Dataset entries on figures:
══════

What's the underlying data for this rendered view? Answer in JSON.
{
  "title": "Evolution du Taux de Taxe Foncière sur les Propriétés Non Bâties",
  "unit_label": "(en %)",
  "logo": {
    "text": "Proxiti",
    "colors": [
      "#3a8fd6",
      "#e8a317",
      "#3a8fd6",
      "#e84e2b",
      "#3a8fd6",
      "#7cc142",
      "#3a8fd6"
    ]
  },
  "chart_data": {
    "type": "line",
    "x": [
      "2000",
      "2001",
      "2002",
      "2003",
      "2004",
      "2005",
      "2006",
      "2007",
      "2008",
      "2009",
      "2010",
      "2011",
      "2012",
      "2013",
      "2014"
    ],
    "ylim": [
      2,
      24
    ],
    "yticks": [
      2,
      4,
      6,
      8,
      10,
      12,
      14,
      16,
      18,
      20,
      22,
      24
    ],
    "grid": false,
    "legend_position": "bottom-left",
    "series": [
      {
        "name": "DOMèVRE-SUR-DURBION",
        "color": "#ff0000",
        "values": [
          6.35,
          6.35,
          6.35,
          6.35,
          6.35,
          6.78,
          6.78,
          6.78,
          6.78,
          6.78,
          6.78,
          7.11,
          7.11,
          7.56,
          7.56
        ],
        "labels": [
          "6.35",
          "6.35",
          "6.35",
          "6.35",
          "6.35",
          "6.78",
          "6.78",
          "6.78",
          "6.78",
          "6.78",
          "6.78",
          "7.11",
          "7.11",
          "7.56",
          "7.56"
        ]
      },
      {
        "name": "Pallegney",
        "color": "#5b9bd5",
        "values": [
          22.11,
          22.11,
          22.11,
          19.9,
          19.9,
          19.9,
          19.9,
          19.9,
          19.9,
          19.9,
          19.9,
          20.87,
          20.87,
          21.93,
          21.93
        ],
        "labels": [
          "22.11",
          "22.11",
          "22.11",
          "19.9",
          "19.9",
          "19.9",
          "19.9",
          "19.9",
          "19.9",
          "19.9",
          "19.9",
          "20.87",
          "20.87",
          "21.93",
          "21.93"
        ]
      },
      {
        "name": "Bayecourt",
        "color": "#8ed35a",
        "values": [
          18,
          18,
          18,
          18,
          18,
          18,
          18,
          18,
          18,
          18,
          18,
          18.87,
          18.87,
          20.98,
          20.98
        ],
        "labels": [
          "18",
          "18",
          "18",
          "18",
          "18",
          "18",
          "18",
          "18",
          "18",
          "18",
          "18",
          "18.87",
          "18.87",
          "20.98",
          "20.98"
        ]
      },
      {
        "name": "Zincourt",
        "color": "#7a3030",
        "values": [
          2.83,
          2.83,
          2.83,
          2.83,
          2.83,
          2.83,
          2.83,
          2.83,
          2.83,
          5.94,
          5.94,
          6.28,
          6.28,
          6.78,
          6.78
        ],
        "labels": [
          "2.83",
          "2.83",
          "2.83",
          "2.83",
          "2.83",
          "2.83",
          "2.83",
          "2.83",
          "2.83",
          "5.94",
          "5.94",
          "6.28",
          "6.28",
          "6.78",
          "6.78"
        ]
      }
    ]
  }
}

══════

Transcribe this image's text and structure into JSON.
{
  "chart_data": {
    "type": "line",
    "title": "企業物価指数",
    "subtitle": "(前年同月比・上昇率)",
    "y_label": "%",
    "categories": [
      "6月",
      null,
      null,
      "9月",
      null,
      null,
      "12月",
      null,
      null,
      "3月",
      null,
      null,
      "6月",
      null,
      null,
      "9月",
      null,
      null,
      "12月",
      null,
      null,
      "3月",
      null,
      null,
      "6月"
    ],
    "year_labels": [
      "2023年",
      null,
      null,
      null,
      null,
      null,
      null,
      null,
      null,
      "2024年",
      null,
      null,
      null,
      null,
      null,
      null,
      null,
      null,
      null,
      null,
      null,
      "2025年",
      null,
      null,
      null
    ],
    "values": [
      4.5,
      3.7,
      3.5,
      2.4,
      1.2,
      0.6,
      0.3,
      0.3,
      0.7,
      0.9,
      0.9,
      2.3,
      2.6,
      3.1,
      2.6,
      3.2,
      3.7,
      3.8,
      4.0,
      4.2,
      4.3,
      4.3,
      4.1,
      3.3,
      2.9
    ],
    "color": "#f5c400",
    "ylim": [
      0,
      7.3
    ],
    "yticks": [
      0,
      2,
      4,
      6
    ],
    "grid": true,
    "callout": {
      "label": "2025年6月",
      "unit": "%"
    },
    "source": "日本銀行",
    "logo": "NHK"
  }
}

══════

▶ [Stated problem]: Check each line of the records for the string "text" and state how many lines contain it. Give only the number.

▶ [Answer for the task]: 2